DESCRIPTION OF THE TASK: Give the number of lines that include the string "مالی", nothing more.

RECORDS SUPPLIED:
━━━━━━━━
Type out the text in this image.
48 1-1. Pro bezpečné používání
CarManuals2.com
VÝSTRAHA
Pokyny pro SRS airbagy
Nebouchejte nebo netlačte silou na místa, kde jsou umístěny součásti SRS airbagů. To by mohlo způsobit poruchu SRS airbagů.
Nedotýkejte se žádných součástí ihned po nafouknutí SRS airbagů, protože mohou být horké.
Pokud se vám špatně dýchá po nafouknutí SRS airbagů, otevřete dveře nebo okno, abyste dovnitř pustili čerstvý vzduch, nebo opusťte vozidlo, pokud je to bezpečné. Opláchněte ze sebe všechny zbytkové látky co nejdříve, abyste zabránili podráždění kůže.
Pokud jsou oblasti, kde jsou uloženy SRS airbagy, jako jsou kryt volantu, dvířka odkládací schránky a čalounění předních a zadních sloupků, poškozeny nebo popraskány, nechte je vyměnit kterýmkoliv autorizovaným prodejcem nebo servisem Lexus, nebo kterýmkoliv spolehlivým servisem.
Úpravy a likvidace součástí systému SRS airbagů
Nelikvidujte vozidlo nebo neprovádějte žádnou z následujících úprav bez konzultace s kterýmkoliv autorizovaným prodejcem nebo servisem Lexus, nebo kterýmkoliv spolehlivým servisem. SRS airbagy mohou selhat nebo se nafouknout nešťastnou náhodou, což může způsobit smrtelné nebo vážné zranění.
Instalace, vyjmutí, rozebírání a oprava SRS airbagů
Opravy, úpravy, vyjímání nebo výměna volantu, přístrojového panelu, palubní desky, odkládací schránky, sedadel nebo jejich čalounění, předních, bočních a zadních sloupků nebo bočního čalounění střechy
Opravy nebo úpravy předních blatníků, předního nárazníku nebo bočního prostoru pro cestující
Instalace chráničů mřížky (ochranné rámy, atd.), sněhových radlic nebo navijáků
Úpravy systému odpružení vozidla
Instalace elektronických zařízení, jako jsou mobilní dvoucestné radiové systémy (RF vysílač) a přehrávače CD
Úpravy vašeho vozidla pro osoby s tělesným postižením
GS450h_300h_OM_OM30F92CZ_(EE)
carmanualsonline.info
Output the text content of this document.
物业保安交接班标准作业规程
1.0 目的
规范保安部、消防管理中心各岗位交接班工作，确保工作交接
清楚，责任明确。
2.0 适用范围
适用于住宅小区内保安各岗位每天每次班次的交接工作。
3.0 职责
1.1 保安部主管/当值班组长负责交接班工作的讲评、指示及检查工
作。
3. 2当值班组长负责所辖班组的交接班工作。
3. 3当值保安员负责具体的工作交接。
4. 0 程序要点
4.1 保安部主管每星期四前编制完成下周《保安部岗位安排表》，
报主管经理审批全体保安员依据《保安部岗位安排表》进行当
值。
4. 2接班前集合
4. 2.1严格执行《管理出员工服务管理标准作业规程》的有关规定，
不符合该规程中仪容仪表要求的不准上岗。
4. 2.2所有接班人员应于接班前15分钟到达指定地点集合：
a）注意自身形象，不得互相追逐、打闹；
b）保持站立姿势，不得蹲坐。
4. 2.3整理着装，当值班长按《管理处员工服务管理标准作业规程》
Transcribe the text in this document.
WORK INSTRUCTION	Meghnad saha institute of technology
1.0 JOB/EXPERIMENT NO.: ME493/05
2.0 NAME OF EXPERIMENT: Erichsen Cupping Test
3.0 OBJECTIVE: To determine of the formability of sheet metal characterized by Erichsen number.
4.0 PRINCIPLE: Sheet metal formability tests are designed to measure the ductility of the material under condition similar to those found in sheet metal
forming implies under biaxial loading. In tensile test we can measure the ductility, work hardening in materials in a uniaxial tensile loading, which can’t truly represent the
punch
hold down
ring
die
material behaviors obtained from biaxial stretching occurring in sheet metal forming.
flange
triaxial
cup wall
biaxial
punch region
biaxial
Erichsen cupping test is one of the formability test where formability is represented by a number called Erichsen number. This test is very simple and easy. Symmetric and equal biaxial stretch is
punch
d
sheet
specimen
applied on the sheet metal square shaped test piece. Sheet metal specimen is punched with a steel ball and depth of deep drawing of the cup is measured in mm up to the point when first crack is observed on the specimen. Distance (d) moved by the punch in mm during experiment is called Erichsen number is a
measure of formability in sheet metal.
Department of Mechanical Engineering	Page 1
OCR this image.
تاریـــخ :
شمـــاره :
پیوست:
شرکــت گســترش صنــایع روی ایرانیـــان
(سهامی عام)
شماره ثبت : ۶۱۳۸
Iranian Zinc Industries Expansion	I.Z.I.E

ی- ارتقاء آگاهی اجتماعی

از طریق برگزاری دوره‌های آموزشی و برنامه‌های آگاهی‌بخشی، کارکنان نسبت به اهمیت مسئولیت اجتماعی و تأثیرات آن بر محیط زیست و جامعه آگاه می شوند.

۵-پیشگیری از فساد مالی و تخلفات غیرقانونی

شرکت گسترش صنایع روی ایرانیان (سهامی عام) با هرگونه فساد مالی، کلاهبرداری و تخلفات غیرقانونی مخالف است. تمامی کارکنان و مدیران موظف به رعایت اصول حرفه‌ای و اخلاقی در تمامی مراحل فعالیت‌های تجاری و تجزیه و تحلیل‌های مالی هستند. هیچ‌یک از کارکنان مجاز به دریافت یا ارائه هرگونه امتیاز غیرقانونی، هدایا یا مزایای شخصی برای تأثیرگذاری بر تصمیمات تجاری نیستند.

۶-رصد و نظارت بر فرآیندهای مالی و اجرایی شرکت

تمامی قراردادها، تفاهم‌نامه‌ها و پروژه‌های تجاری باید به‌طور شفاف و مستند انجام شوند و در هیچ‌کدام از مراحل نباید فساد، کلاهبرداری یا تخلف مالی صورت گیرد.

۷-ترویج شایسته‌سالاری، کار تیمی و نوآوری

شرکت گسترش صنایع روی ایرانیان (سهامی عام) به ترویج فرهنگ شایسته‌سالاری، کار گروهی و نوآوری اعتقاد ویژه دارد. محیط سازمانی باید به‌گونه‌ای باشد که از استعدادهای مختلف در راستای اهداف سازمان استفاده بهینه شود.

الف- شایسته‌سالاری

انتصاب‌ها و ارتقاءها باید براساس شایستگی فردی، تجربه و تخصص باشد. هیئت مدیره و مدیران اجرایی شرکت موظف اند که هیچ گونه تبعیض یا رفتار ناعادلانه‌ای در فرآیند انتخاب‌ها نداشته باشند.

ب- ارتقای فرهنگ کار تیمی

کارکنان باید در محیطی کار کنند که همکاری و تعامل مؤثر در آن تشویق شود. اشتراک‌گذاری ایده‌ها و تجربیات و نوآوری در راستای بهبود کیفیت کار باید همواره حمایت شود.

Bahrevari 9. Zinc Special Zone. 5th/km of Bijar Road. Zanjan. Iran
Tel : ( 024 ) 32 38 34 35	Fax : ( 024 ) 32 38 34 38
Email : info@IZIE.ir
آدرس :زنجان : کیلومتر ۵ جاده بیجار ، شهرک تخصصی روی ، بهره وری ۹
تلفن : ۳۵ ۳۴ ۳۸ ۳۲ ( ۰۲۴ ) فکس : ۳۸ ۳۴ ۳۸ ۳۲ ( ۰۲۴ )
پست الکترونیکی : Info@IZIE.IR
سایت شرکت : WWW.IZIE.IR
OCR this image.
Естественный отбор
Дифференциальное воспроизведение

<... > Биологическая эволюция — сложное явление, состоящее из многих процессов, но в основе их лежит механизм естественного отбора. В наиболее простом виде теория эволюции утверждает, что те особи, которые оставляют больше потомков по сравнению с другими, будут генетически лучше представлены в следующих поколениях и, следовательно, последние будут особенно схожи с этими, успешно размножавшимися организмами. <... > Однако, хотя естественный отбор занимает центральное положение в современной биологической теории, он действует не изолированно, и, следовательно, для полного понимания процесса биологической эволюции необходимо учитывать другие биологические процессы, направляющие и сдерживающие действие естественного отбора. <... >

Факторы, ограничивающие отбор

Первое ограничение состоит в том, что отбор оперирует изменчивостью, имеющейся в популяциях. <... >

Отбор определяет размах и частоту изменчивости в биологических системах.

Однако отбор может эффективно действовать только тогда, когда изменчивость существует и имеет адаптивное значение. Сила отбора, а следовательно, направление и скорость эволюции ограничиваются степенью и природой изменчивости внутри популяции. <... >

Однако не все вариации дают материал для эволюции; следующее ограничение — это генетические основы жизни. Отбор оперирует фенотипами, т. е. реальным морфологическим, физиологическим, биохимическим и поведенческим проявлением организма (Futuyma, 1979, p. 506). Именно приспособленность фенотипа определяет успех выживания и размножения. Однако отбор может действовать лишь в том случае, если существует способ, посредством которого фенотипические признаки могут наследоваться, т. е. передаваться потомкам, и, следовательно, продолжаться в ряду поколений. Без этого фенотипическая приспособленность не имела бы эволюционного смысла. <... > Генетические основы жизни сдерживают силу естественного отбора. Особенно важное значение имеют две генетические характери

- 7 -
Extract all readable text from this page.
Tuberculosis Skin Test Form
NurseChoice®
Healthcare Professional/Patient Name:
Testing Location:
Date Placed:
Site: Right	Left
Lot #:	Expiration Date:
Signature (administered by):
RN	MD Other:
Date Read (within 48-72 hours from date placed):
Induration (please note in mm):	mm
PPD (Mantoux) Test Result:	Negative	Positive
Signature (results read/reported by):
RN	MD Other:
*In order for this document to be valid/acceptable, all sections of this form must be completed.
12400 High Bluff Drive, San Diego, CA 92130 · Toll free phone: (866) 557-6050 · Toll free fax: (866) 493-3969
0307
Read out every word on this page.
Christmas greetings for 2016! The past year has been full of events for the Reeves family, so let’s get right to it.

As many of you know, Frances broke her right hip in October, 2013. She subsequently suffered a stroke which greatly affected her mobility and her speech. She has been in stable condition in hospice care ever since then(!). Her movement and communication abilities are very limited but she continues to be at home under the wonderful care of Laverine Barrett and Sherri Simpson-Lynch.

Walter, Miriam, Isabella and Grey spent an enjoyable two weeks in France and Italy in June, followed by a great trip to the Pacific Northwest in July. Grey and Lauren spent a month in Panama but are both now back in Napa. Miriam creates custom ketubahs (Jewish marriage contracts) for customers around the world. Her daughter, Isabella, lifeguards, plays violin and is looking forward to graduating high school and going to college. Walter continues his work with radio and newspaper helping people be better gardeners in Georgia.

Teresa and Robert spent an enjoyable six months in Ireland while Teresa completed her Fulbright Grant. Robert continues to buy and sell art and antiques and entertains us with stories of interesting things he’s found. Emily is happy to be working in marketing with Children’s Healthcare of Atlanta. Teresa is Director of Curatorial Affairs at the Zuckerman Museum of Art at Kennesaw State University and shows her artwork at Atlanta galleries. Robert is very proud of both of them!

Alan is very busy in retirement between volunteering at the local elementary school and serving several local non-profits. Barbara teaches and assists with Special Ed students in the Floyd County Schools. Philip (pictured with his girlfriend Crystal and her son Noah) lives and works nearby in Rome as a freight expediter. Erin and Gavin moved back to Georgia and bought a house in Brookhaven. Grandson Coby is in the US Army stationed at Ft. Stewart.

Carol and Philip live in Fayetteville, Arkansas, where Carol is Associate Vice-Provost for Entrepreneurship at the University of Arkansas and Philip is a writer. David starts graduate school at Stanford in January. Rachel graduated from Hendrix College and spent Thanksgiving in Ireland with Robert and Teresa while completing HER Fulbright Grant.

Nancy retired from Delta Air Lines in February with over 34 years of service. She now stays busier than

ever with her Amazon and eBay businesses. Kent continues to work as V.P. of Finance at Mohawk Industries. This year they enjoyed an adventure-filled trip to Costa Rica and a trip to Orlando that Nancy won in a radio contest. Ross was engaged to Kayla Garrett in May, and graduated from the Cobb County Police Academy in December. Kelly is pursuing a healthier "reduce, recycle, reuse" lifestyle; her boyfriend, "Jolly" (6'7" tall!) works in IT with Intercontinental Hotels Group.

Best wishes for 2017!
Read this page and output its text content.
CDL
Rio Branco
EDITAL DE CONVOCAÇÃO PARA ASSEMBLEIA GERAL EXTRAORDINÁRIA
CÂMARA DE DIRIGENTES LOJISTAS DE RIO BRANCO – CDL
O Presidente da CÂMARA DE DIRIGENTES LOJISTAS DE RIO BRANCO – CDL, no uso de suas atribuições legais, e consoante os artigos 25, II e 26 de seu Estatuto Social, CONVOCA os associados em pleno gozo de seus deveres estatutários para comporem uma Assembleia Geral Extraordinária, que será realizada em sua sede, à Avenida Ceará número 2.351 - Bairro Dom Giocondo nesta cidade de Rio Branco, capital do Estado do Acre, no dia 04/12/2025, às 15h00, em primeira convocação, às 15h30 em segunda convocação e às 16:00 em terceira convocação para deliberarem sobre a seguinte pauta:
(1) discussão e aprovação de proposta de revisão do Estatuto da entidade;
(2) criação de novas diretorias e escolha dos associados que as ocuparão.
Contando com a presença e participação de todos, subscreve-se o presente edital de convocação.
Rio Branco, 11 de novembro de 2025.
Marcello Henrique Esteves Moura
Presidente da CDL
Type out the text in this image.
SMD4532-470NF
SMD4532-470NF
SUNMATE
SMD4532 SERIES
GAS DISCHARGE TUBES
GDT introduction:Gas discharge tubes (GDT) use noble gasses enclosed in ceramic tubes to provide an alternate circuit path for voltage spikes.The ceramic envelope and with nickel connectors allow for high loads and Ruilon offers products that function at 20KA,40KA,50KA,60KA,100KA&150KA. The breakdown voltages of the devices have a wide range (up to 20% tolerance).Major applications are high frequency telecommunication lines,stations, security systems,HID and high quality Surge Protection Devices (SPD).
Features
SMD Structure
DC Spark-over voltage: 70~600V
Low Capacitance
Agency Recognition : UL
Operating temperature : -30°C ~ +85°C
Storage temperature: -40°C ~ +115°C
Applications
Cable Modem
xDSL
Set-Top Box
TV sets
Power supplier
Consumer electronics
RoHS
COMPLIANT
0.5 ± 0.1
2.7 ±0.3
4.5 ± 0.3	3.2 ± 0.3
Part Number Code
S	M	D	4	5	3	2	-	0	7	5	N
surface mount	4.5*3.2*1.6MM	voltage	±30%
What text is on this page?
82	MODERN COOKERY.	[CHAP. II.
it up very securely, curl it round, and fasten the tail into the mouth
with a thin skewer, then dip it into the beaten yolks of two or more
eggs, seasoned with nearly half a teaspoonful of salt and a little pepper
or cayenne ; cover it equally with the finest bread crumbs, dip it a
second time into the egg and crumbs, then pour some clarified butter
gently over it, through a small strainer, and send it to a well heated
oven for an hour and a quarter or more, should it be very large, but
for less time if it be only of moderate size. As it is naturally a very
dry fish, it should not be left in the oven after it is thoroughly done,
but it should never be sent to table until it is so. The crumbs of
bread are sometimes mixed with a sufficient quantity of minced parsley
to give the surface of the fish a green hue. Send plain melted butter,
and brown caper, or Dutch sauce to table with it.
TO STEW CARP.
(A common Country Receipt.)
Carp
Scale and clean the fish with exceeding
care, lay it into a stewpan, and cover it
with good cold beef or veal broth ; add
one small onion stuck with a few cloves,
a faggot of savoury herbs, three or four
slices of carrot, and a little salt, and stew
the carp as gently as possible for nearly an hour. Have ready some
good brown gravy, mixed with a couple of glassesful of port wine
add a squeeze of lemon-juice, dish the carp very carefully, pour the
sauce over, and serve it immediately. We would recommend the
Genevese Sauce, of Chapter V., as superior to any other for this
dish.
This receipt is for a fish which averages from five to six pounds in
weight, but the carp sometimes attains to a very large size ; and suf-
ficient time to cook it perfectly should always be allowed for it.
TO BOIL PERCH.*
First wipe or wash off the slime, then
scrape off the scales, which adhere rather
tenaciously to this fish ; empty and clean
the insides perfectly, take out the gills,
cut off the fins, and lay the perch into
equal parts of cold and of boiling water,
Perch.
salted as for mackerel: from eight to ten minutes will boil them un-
━━━━━━━━
RESPONSE FOR THIS EXERCISE: 4